TASK DETAILS: Return all lines that include the string "this".

(Data entries)
* BEGIN *
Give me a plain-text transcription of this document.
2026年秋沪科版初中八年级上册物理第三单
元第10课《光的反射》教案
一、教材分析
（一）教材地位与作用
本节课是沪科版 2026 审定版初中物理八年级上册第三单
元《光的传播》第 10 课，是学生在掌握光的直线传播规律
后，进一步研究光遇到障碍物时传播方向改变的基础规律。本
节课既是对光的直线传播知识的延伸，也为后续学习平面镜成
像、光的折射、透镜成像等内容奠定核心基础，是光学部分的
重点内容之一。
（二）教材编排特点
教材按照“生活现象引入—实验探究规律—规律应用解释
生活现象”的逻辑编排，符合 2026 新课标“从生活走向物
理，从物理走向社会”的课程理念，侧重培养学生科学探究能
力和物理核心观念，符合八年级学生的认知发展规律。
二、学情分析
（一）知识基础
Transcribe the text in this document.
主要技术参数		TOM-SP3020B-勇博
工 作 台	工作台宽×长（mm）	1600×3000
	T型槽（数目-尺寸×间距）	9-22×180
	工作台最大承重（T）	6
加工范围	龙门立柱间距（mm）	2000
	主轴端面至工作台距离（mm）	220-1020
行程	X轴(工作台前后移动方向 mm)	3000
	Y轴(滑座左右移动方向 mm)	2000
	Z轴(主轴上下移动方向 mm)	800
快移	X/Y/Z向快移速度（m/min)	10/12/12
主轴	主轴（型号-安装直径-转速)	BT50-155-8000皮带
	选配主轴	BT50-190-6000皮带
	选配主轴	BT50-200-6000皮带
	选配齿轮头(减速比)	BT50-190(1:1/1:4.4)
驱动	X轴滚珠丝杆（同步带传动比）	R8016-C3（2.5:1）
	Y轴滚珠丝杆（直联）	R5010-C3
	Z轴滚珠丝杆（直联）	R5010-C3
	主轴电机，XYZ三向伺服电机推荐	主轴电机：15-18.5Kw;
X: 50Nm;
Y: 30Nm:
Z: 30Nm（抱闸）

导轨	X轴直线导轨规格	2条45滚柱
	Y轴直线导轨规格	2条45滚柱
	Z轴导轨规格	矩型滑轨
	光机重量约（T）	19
* END *
FINAL ANSWER:
Give me a plain-text transcription of this document.
Transcribe the text in this document.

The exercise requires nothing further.